§ **Exercise details**
Return every line of the material exactly.

[Saved entries]
_ _ _ _ _

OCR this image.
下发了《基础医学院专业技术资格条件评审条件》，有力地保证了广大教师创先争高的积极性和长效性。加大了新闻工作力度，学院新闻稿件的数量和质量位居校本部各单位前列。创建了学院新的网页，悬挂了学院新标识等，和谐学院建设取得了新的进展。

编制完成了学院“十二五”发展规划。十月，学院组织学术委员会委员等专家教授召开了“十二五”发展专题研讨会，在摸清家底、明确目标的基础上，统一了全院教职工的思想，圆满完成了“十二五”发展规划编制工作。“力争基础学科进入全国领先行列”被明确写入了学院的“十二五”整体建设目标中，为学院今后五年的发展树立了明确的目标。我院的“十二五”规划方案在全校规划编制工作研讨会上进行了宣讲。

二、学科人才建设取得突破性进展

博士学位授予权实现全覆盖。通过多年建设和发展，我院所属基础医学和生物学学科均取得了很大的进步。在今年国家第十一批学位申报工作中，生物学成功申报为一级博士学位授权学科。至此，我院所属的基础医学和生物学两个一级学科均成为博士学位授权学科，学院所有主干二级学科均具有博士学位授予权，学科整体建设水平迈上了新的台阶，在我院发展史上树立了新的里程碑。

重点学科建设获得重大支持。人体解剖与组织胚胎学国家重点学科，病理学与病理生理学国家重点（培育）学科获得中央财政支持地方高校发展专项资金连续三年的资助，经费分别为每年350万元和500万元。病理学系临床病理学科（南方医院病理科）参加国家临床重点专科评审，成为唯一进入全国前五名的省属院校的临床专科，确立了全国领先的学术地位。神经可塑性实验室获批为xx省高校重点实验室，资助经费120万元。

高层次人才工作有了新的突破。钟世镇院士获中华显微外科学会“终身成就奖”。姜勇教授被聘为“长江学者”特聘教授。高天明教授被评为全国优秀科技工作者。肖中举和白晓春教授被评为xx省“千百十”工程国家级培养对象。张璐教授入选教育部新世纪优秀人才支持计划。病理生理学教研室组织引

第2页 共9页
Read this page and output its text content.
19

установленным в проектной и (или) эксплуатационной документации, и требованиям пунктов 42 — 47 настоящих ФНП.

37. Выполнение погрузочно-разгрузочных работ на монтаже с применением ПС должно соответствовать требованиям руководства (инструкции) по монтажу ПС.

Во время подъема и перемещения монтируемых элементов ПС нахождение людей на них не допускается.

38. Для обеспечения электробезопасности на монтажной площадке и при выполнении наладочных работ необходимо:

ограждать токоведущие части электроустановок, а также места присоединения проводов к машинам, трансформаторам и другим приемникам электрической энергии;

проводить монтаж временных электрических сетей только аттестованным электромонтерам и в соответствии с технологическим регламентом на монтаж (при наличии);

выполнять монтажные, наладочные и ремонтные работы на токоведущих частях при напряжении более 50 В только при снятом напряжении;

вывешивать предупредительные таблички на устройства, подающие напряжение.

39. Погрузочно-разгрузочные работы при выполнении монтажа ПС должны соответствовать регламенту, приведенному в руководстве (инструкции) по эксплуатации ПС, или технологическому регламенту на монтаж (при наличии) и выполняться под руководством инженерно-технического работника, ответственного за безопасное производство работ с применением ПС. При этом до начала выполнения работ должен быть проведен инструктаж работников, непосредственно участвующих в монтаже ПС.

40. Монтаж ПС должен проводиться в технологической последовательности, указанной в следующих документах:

_ _ _ _ _

§ **Result for this exercise**
OCR this image.
下发了《基础医学院专业技术资格条件评审条件》，有力地保证了广大教师创先争高的积极性和长效性。加大了新闻工作力度，学院新闻稿件的数量和质量位居校本部各单位前列。创建了学院新的网页，悬挂了学院新标识等，和谐学院建设取得了新的进展。

编制完成了学院“十二五”发展规划。十月，学院组织学术委员会委员等专家教授召开了“十二五”发展专题研讨会，在摸清家底、明确目标的基础上，统一了全院教职工的思想，圆满完成了“十二五”发展规划编制工作。“力争基础学科进入全国领先行列”被明确写入了学院的“十二五”整体建设目标中，为学院今后五年的发展树立了明确的目标。我院的“十二五”规划方案在全校规划编制工作研讨会上进行了宣讲。

二、学科人才建设取得突破性进展

博士学位授予权实现全覆盖。通过多年建设和发展，我院所属基础医学和生物学学科均取得了很大的进步。在今年国家第十一批学位申报工作中，生物学成功申报为一级博士学位授权学科。至此，我院所属的基础医学和生物学两个一级学科均成为博士学位授权学科，学院所有主干二级学科均具有博士学位授予权，学科整体建设水平迈上了新的台阶，在我院发展史上树立了新的里程碑。

重点学科建设获得重大支持。人体解剖与组织胚胎学国家重点学科，病理学与病理生理学国家重点（培育）学科获得中央财政支持地方高校发展专项资金连续三年的资助，经费分别为每年350万元和500万元。病理学系临床病理学科（南方医院病理科）参加国家临床重点专科评审，成为唯一进入全国前五名的省属院校的临床专科，确立了全国领先的学术地位。神经可塑性实验室获批为xx省高校重点实验室，资助经费120万元。

高层次人才工作有了新的突破。钟世镇院士获中华显微外科学会“终身成就奖”。姜勇教授被聘为“长江学者”特聘教授。高天明教授被评为全国优秀科技工作者。肖中举和白晓春教授被评为xx省“千百十”工程国家级培养对象。张璐教授入选教育部新世纪优秀人才支持计划。病理生理学教研室组织引

第2页 共9页
Read this page and output its text content.
19

установленным в проектной и (или) эксплуатационной документации, и требованиям пунктов 42 — 47 настоящих ФНП.

37. Выполнение погрузочно-разгрузочных работ на монтаже с применением ПС должно соответствовать требованиям руководства (инструкции) по монтажу ПС.

Во время подъема и перемещения монтируемых элементов ПС нахождение людей на них не допускается.

38. Для обеспечения электробезопасности на монтажной площадке и при выполнении наладочных работ необходимо:

ограждать токоведущие части электроустановок, а также места присоединения проводов к машинам, трансформаторам и другим приемникам электрической энергии;

проводить монтаж временных электрических сетей только аттестованным электромонтерам и в соответствии с технологическим регламентом на монтаж (при наличии);

выполнять монтажные, наладочные и ремонтные работы на токоведущих частях при напряжении более 50 В только при снятом напряжении;

вывешивать предупредительные таблички на устройства, подающие напряжение.

39. Погрузочно-разгрузочные работы при выполнении монтажа ПС должны соответствовать регламенту, приведенному в руководстве (инструкции) по эксплуатации ПС, или технологическому регламенту на монтаж (при наличии) и выполняться под руководством инженерно-технического работника, ответственного за безопасное производство работ с применением ПС. При этом до начала выполнения работ должен быть проведен инструктаж работников, непосредственно участвующих в монтаже ПС.

40. Монтаж ПС должен проводиться в технологической последовательности, указанной в следующих документах:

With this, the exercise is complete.